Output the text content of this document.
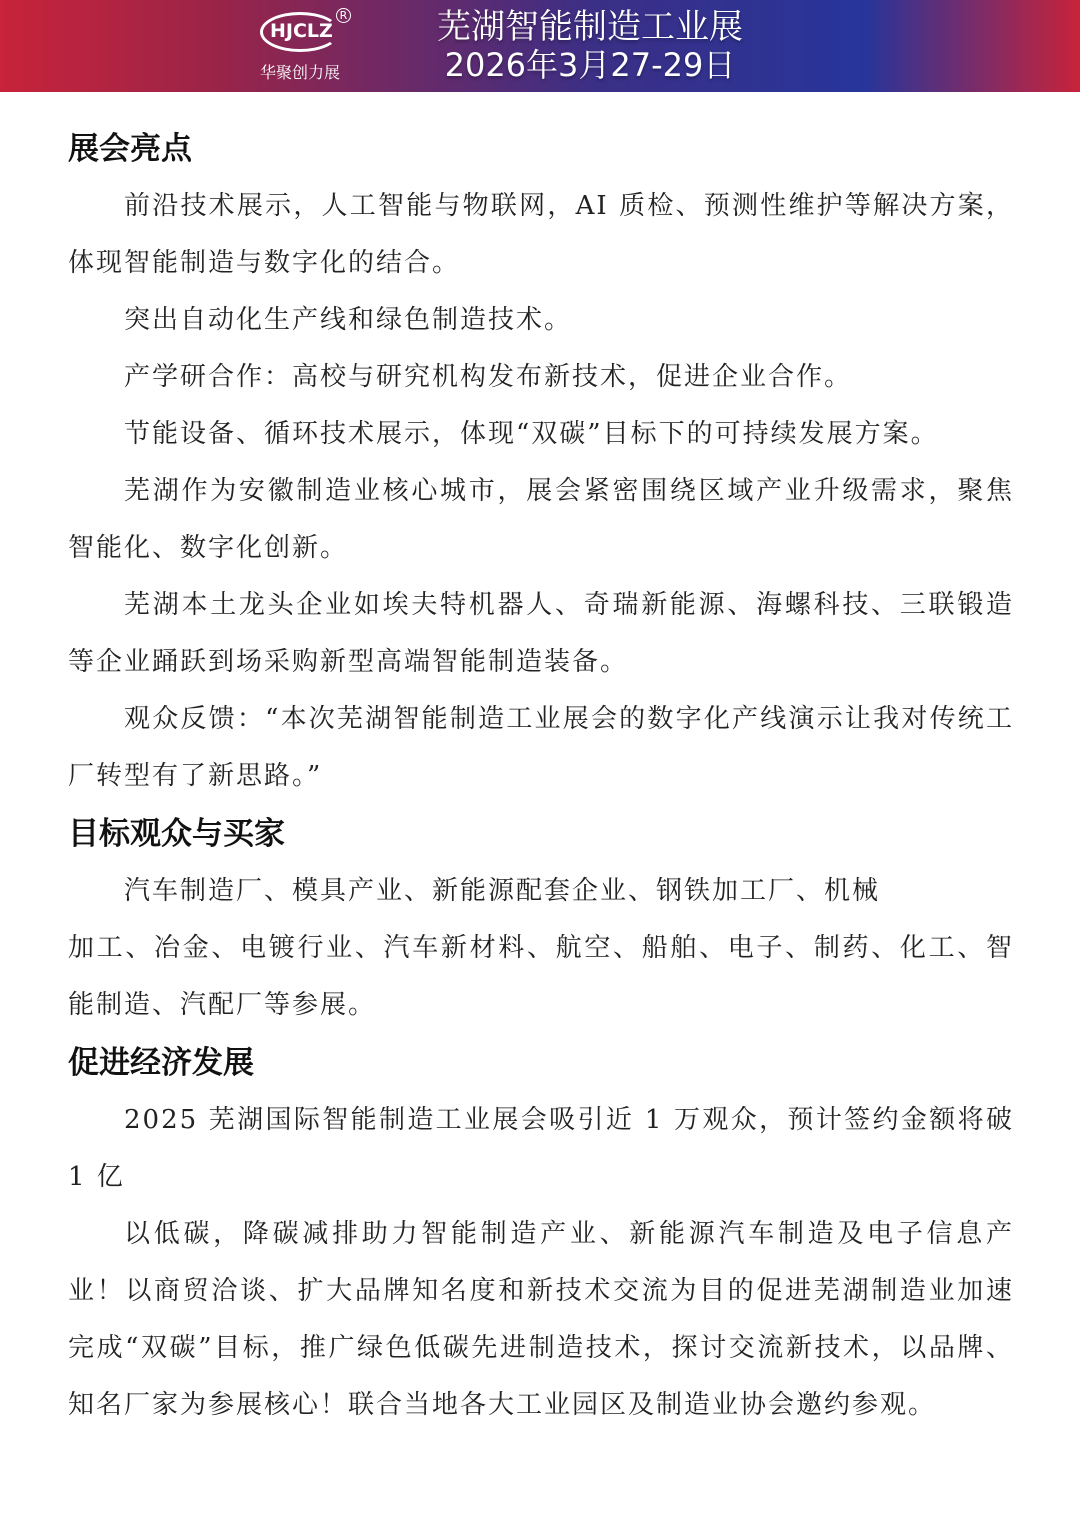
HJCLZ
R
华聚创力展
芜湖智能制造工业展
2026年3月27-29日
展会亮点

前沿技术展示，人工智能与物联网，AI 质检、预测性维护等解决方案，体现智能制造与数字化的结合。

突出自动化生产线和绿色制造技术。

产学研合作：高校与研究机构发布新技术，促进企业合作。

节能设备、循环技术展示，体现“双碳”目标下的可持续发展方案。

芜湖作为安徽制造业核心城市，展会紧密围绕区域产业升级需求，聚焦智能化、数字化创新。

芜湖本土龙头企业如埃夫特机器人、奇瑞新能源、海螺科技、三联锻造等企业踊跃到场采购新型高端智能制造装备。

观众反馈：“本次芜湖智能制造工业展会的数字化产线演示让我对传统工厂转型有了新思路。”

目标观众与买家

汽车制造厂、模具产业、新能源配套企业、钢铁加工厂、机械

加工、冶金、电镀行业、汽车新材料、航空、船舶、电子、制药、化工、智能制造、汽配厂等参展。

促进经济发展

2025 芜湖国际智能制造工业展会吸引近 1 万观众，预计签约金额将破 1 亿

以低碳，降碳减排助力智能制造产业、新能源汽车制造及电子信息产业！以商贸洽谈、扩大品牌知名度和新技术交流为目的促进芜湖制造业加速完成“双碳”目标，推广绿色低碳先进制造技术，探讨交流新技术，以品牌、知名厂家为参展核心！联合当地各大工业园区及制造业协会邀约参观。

#####

» **What is required**
Repeat each line of the records above exactly, but do not copy the pictures.

» **The output**
Output the text content of this document.
HJCLZ
R
华聚创力展
芜湖智能制造工业展
2026年3月27-29日
展会亮点

前沿技术展示，人工智能与物联网，AI 质检、预测性维护等解决方案，体现智能制造与数字化的结合。

突出自动化生产线和绿色制造技术。

产学研合作：高校与研究机构发布新技术，促进企业合作。

节能设备、循环技术展示，体现“双碳”目标下的可持续发展方案。

芜湖作为安徽制造业核心城市，展会紧密围绕区域产业升级需求，聚焦智能化、数字化创新。

芜湖本土龙头企业如埃夫特机器人、奇瑞新能源、海螺科技、三联锻造等企业踊跃到场采购新型高端智能制造装备。

观众反馈：“本次芜湖智能制造工业展会的数字化产线演示让我对传统工厂转型有了新思路。”

目标观众与买家

汽车制造厂、模具产业、新能源配套企业、钢铁加工厂、机械

加工、冶金、电镀行业、汽车新材料、航空、船舶、电子、制药、化工、智能制造、汽配厂等参展。

促进经济发展

2025 芜湖国际智能制造工业展会吸引近 1 万观众，预计签约金额将破 1 亿

以低碳，降碳减排助力智能制造产业、新能源汽车制造及电子信息产业！以商贸洽谈、扩大品牌知名度和新技术交流为目的促进芜湖制造业加速完成“双碳”目标，推广绿色低碳先进制造技术，探讨交流新技术，以品牌、知名厂家为参展核心！联合当地各大工业园区及制造业协会邀约参观。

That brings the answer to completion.